§ WHAT YOU NEED TO DO: Print the whole listing exactly.

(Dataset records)
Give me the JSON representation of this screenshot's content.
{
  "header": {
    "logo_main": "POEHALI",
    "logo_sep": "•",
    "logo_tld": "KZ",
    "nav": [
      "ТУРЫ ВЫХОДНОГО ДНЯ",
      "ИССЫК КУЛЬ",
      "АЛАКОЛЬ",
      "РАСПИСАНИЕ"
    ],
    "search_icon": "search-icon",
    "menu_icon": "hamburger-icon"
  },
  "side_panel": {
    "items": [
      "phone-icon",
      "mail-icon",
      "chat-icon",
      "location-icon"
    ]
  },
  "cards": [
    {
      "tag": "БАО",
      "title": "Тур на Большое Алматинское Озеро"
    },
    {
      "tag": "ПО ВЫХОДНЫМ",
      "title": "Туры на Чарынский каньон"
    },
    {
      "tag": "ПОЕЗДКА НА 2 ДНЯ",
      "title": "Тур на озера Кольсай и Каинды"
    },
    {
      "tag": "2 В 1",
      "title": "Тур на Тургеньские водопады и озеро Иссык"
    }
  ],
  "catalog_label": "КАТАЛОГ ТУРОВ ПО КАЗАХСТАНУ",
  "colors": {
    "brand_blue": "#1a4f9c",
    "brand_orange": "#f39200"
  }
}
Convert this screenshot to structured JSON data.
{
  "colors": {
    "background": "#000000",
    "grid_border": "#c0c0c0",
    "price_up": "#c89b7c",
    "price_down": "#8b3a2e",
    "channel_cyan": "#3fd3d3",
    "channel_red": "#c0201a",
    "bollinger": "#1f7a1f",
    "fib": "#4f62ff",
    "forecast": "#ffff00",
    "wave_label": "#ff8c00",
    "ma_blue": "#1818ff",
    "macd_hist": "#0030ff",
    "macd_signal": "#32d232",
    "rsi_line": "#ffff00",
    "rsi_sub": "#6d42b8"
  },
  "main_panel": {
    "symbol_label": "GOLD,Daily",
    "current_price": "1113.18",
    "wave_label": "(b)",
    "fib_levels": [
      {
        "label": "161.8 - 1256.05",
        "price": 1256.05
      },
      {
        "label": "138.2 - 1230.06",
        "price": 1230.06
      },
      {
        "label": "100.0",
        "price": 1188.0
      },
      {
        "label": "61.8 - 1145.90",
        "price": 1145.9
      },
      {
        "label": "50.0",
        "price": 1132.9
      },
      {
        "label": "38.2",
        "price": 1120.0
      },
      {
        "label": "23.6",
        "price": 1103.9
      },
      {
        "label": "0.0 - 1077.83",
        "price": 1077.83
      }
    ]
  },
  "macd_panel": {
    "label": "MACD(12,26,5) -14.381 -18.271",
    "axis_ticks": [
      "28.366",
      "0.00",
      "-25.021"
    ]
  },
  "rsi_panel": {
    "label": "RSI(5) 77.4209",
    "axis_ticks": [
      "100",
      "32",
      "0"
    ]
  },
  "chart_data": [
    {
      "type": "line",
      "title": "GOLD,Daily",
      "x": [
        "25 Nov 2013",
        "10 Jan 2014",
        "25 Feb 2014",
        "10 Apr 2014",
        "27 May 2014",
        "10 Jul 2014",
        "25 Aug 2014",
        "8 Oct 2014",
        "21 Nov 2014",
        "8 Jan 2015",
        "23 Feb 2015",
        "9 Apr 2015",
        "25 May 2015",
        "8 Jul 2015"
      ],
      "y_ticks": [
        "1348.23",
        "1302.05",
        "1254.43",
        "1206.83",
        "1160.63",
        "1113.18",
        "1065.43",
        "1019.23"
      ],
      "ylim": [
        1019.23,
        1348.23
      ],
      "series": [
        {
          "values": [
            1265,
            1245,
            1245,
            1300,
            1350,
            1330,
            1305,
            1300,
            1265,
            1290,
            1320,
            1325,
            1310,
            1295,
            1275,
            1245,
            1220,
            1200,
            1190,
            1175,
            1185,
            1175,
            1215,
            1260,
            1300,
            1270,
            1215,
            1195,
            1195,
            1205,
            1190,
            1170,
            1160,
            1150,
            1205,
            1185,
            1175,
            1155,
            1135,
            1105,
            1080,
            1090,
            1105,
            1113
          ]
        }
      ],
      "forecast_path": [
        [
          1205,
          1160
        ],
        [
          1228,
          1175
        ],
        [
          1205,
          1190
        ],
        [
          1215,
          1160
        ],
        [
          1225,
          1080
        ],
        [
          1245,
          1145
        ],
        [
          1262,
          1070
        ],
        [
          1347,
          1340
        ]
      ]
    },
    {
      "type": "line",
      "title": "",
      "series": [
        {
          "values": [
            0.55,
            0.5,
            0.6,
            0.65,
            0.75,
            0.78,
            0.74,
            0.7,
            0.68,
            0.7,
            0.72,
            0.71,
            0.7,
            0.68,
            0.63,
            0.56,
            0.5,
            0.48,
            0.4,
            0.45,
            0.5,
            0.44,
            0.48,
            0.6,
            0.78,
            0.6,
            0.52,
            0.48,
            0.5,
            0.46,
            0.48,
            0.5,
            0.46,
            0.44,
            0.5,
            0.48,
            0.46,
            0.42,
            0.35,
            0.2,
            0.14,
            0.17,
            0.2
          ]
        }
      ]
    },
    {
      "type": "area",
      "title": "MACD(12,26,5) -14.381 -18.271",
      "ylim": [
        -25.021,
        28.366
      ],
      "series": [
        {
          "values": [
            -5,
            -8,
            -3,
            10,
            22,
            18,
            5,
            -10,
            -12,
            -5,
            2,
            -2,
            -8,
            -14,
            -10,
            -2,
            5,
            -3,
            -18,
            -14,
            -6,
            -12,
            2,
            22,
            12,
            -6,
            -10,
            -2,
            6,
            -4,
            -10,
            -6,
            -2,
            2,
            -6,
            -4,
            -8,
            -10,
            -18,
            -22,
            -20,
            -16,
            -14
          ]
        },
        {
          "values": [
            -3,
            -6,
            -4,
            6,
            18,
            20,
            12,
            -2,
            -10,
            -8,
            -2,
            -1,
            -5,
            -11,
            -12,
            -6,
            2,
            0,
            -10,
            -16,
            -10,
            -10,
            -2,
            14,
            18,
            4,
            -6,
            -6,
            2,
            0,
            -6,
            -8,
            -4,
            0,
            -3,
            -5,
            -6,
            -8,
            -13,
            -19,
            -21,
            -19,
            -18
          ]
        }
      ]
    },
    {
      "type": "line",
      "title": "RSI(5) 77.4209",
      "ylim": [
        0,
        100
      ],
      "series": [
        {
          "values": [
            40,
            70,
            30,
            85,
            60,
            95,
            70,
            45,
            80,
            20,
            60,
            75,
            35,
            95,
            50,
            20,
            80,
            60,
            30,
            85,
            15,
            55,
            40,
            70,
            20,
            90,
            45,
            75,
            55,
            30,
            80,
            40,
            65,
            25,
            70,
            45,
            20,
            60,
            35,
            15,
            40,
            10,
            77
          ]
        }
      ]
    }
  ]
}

§ EXERCISE ANSWER:
Give me the JSON representation of this screenshot's content.
{
  "header": {
    "logo_main": "POEHALI",
    "logo_sep": "•",
    "logo_tld": "KZ",
    "nav": [
      "ТУРЫ ВЫХОДНОГО ДНЯ",
      "ИССЫК КУЛЬ",
      "АЛАКОЛЬ",
      "РАСПИСАНИЕ"
    ],
    "search_icon": "search-icon",
    "menu_icon": "hamburger-icon"
  },
  "side_panel": {
    "items": [
      "phone-icon",
      "mail-icon",
      "chat-icon",
      "location-icon"
    ]
  },
  "cards": [
    {
      "tag": "БАО",
      "title": "Тур на Большое Алматинское Озеро"
    },
    {
      "tag": "ПО ВЫХОДНЫМ",
      "title": "Туры на Чарынский каньон"
    },
    {
      "tag": "ПОЕЗДКА НА 2 ДНЯ",
      "title": "Тур на озера Кольсай и Каинды"
    },
    {
      "tag": "2 В 1",
      "title": "Тур на Тургеньские водопады и озеро Иссык"
    }
  ],
  "catalog_label": "КАТАЛОГ ТУРОВ ПО КАЗАХСТАНУ",
  "colors": {
    "brand_blue": "#1a4f9c",
    "brand_orange": "#f39200"
  }
}
Convert this screenshot to structured JSON data.
{
  "colors": {
    "background": "#000000",
    "grid_border": "#c0c0c0",
    "price_up": "#c89b7c",
    "price_down": "#8b3a2e",
    "channel_cyan": "#3fd3d3",
    "channel_red": "#c0201a",
    "bollinger": "#1f7a1f",
    "fib": "#4f62ff",
    "forecast": "#ffff00",
    "wave_label": "#ff8c00",
    "ma_blue": "#1818ff",
    "macd_hist": "#0030ff",
    "macd_signal": "#32d232",
    "rsi_line": "#ffff00",
    "rsi_sub": "#6d42b8"
  },
  "main_panel": {
    "symbol_label": "GOLD,Daily",
    "current_price": "1113.18",
    "wave_label": "(b)",
    "fib_levels": [
      {
        "label": "161.8 - 1256.05",
        "price": 1256.05
      },
      {
        "label": "138.2 - 1230.06",
        "price": 1230.06
      },
      {
        "label": "100.0",
        "price": 1188.0
      },
      {
        "label": "61.8 - 1145.90",
        "price": 1145.9
      },
      {
        "label": "50.0",
        "price": 1132.9
      },
      {
        "label": "38.2",
        "price": 1120.0
      },
      {
        "label": "23.6",
        "price": 1103.9
      },
      {
        "label": "0.0 - 1077.83",
        "price": 1077.83
      }
    ]
  },
  "macd_panel": {
    "label": "MACD(12,26,5) -14.381 -18.271",
    "axis_ticks": [
      "28.366",
      "0.00",
      "-25.021"
    ]
  },
  "rsi_panel": {
    "label": "RSI(5) 77.4209",
    "axis_ticks": [
      "100",
      "32",
      "0"
    ]
  },
  "chart_data": [
    {
      "type": "line",
      "title": "GOLD,Daily",
      "x": [
        "25 Nov 2013",
        "10 Jan 2014",
        "25 Feb 2014",
        "10 Apr 2014",
        "27 May 2014",
        "10 Jul 2014",
        "25 Aug 2014",
        "8 Oct 2014",
        "21 Nov 2014",
        "8 Jan 2015",
        "23 Feb 2015",
        "9 Apr 2015",
        "25 May 2015",
        "8 Jul 2015"
      ],
      "y_ticks": [
        "1348.23",
        "1302.05",
        "1254.43",
        "1206.83",
        "1160.63",
        "1113.18",
        "1065.43",
        "1019.23"
      ],
      "ylim": [
        1019.23,
        1348.23
      ],
      "series": [
        {
          "values": [
            1265,
            1245,
            1245,
            1300,
            1350,
            1330,
            1305,
            1300,
            1265,
            1290,
            1320,
            1325,
            1310,
            1295,
            1275,
            1245,
            1220,
            1200,
            1190,
            1175,
            1185,
            1175,
            1215,
            1260,
            1300,
            1270,
            1215,
            1195,
            1195,
            1205,
            1190,
            1170,
            1160,
            1150,
            1205,
            1185,
            1175,
            1155,
            1135,
            1105,
            1080,
            1090,
            1105,
            1113
          ]
        }
      ],
      "forecast_path": [
        [
          1205,
          1160
        ],
        [
          1228,
          1175
        ],
        [
          1205,
          1190
        ],
        [
          1215,
          1160
        ],
        [
          1225,
          1080
        ],
        [
          1245,
          1145
        ],
        [
          1262,
          1070
        ],
        [
          1347,
          1340
        ]
      ]
    },
    {
      "type": "line",
      "title": "",
      "series": [
        {
          "values": [
            0.55,
            0.5,
            0.6,
            0.65,
            0.75,
            0.78,
            0.74,
            0.7,
            0.68,
            0.7,
            0.72,
            0.71,
            0.7,
            0.68,
            0.63,
            0.56,
            0.5,
            0.48,
            0.4,
            0.45,
            0.5,
            0.44,
            0.48,
            0.6,
            0.78,
            0.6,
            0.52,
            0.48,
            0.5,
            0.46,
            0.48,
            0.5,
            0.46,
            0.44,
            0.5,
            0.48,
            0.46,
            0.42,
            0.35,
            0.2,
            0.14,
            0.17,
            0.2
          ]
        }
      ]
    },
    {
      "type": "area",
      "title": "MACD(12,26,5) -14.381 -18.271",
      "ylim": [
        -25.021,
        28.366
      ],
      "series": [
        {
          "values": [
            -5,
            -8,
            -3,
            10,
            22,
            18,
            5,
            -10,
            -12,
            -5,
            2,
            -2,
            -8,
            -14,
            -10,
            -2,
            5,
            -3,
            -18,
            -14,
            -6,
            -12,
            2,
            22,
            12,
            -6,
            -10,
            -2,
            6,
            -4,
            -10,
            -6,
            -2,
            2,
            -6,
            -4,
            -8,
            -10,
            -18,
            -22,
            -20,
            -16,
            -14
          ]
        },
        {
          "values": [
            -3,
            -6,
            -4,
            6,
            18,
            20,
            12,
            -2,
            -10,
            -8,
            -2,
            -1,
            -5,
            -11,
            -12,
            -6,
            2,
            0,
            -10,
            -16,
            -10,
            -10,
            -2,
            14,
            18,
            4,
            -6,
            -6,
            2,
            0,
            -6,
            -8,
            -4,
            0,
            -3,
            -5,
            -6,
            -8,
            -13,
            -19,
            -21,
            -19,
            -18
          ]
        }
      ]
    },
    {
      "type": "line",
      "title": "RSI(5) 77.4209",
      "ylim": [
        0,
        100
      ],
      "series": [
        {
          "values": [
            40,
            70,
            30,
            85,
            60,
            95,
            70,
            45,
            80,
            20,
            60,
            75,
            35,
            95,
            50,
            20,
            80,
            60,
            30,
            85,
            15,
            55,
            40,
            70,
            20,
            90,
            45,
            75,
            55,
            30,
            80,
            40,
            65,
            25,
            70,
            45,
            20,
            60,
            35,
            15,
            40,
            10,
            77
          ]
        }
      ]
    }
  ]
}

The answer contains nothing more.